* TO BE DONE *
An exact reproduction of the records is required, with all images left out.

_____

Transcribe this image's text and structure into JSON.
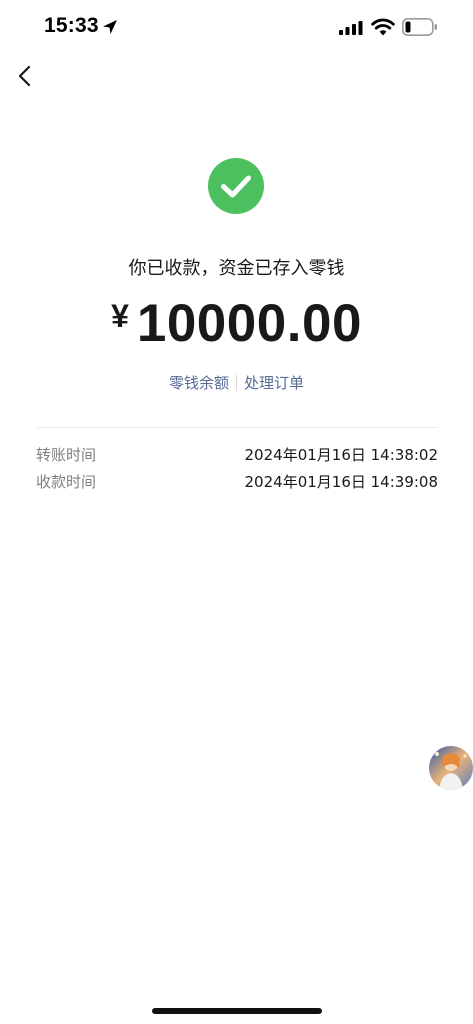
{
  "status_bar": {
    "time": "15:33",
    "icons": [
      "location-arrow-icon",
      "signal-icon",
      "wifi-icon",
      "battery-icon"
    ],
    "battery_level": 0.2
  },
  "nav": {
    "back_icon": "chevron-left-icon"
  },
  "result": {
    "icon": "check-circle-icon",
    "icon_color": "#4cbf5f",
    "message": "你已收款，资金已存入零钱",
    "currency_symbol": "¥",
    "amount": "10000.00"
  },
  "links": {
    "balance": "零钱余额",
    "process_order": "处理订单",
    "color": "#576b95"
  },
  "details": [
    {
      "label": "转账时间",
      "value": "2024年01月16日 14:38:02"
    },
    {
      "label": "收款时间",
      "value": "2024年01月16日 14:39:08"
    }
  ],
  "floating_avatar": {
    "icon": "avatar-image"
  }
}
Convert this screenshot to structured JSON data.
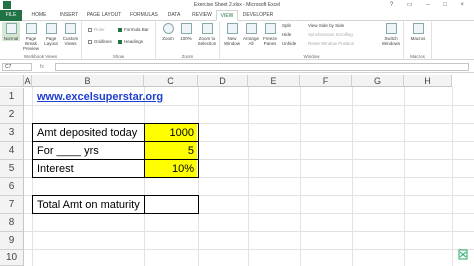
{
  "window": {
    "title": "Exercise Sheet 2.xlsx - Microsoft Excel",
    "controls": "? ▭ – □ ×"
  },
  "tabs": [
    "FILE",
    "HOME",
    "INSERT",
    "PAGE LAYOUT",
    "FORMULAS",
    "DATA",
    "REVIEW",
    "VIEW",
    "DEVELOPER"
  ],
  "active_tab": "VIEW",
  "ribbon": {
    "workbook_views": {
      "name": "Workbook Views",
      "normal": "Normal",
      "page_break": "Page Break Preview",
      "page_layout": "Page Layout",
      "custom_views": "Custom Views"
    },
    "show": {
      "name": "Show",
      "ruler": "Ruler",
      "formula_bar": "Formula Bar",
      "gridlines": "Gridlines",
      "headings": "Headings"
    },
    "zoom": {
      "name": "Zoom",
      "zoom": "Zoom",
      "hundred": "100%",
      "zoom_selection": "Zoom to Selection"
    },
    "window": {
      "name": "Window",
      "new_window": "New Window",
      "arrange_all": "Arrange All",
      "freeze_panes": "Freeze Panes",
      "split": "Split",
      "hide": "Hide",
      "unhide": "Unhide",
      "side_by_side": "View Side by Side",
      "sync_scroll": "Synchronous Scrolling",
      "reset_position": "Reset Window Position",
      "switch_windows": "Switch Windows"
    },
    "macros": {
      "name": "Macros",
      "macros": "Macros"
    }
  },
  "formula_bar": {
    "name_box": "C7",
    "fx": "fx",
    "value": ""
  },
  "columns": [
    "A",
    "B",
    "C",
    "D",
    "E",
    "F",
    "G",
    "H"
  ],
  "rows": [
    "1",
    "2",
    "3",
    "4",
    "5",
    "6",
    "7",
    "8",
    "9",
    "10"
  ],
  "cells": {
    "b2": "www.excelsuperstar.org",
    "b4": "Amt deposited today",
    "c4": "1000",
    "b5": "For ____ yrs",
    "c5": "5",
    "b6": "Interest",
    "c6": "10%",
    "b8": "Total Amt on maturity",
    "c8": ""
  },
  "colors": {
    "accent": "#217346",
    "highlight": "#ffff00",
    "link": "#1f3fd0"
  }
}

_____

* SOLUTION TO THIS TASK *
Transcribe this image's text and structure into JSON.
{
  "status_bar": {
    "time": "15:33",
    "icons": [
      "location-arrow-icon",
      "signal-icon",
      "wifi-icon",
      "battery-icon"
    ],
    "battery_level": 0.2
  },
  "nav": {
    "back_icon": "chevron-left-icon"
  },
  "result": {
    "icon": "check-circle-icon",
    "icon_color": "#4cbf5f",
    "message": "你已收款，资金已存入零钱",
    "currency_symbol": "¥",
    "amount": "10000.00"
  },
  "links": {
    "balance": "零钱余额",
    "process_order": "处理订单",
    "color": "#576b95"
  },
  "details": [
    {
      "label": "转账时间",
      "value": "2024年01月16日 14:38:02"
    },
    {
      "label": "收款时间",
      "value": "2024年01月16日 14:39:08"
    }
  ],
  "floating_avatar": {
    "icon": "avatar-image"
  }
}
Convert this screenshot to structured JSON data.
{
  "window": {
    "title": "Exercise Sheet 2.xlsx - Microsoft Excel",
    "controls": "? ▭ – □ ×"
  },
  "tabs": [
    "FILE",
    "HOME",
    "INSERT",
    "PAGE LAYOUT",
    "FORMULAS",
    "DATA",
    "REVIEW",
    "VIEW",
    "DEVELOPER"
  ],
  "active_tab": "VIEW",
  "ribbon": {
    "workbook_views": {
      "name": "Workbook Views",
      "normal": "Normal",
      "page_break": "Page Break Preview",
      "page_layout": "Page Layout",
      "custom_views": "Custom Views"
    },
    "show": {
      "name": "Show",
      "ruler": "Ruler",
      "formula_bar": "Formula Bar",
      "gridlines": "Gridlines",
      "headings": "Headings"
    },
    "zoom": {
      "name": "Zoom",
      "zoom": "Zoom",
      "hundred": "100%",
      "zoom_selection": "Zoom to Selection"
    },
    "window": {
      "name": "Window",
      "new_window": "New Window",
      "arrange_all": "Arrange All",
      "freeze_panes": "Freeze Panes",
      "split": "Split",
      "hide": "Hide",
      "unhide": "Unhide",
      "side_by_side": "View Side by Side",
      "sync_scroll": "Synchronous Scrolling",
      "reset_position": "Reset Window Position",
      "switch_windows": "Switch Windows"
    },
    "macros": {
      "name": "Macros",
      "macros": "Macros"
    }
  },
  "formula_bar": {
    "name_box": "C7",
    "fx": "fx",
    "value": ""
  },
  "columns": [
    "A",
    "B",
    "C",
    "D",
    "E",
    "F",
    "G",
    "H"
  ],
  "rows": [
    "1",
    "2",
    "3",
    "4",
    "5",
    "6",
    "7",
    "8",
    "9",
    "10"
  ],
  "cells": {
    "b2": "www.excelsuperstar.org",
    "b4": "Amt deposited today",
    "c4": "1000",
    "b5": "For ____ yrs",
    "c5": "5",
    "b6": "Interest",
    "c6": "10%",
    "b8": "Total Amt on maturity",
    "c8": ""
  },
  "colors": {
    "accent": "#217346",
    "highlight": "#ffff00",
    "link": "#1f3fd0"
  }
}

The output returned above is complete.